CHALLENGE
In the records that follow, locate every line with "rahapakkumise" and extract it.
[START RAW RECORDS]
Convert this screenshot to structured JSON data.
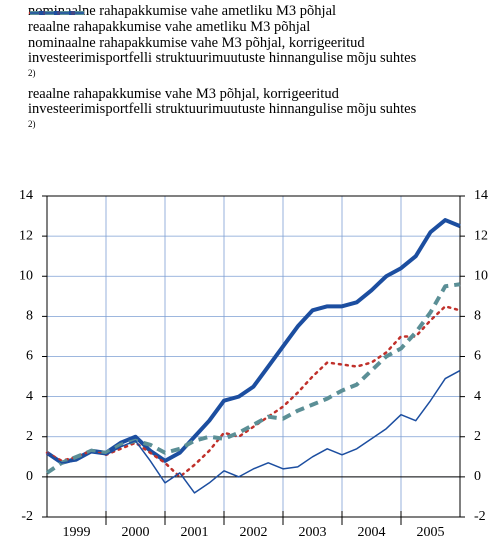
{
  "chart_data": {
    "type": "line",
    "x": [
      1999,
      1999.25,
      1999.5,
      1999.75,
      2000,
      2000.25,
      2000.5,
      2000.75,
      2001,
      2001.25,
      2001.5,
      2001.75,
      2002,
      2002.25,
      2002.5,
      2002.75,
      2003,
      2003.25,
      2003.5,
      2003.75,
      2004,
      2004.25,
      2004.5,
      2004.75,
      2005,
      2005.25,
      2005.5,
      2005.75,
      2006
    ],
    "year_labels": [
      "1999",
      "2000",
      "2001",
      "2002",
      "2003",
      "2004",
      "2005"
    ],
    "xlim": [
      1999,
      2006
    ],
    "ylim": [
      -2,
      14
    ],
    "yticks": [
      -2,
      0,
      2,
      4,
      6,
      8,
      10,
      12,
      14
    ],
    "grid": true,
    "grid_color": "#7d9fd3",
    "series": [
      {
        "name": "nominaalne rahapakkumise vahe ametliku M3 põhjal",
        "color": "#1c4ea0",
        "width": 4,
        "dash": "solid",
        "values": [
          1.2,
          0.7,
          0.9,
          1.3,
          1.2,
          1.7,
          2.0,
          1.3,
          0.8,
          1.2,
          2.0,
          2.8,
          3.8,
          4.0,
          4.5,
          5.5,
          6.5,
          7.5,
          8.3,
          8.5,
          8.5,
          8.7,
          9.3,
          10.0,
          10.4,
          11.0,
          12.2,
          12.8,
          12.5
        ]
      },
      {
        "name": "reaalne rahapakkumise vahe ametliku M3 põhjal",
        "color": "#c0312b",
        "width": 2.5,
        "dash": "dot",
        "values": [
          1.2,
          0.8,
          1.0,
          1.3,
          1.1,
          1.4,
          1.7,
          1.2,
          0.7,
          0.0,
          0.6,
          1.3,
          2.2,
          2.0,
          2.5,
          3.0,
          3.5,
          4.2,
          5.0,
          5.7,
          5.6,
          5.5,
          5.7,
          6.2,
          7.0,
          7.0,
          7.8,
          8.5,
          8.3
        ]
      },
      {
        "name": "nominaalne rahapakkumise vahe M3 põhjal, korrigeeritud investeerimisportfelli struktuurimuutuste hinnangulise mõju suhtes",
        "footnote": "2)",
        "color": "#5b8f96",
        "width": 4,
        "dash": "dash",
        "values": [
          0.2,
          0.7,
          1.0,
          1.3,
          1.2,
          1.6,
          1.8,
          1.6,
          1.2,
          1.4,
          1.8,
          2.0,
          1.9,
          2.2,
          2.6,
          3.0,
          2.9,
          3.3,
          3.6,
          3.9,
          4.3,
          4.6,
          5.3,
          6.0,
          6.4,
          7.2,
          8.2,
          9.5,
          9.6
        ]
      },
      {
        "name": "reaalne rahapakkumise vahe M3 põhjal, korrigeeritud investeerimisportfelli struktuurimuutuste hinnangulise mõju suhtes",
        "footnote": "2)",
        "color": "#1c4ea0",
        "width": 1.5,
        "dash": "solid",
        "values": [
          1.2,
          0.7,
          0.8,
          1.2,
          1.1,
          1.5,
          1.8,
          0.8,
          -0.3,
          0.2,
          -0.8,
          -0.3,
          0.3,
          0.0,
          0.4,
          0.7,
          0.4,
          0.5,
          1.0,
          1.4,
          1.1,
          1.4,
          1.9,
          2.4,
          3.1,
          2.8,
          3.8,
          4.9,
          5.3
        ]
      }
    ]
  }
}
[END RAW RECORDS]
RESPONSE TO THE EXERCISE
        "name": "nominaalne rahapakkumise vahe ametliku M3 põhjal",
        "name": "reaalne rahapakkumise vahe ametliku M3 põhjal",
        "name": "nominaalne rahapakkumise vahe M3 põhjal, korrigeeritud investeerimisportfelli struktuurimuutuste hinnangulise mõju suhtes",
        "name": "reaalne rahapakkumise vahe M3 põhjal, korrigeeritud investeerimisportfelli struktuurimuutuste hinnangulise mõju suhtes",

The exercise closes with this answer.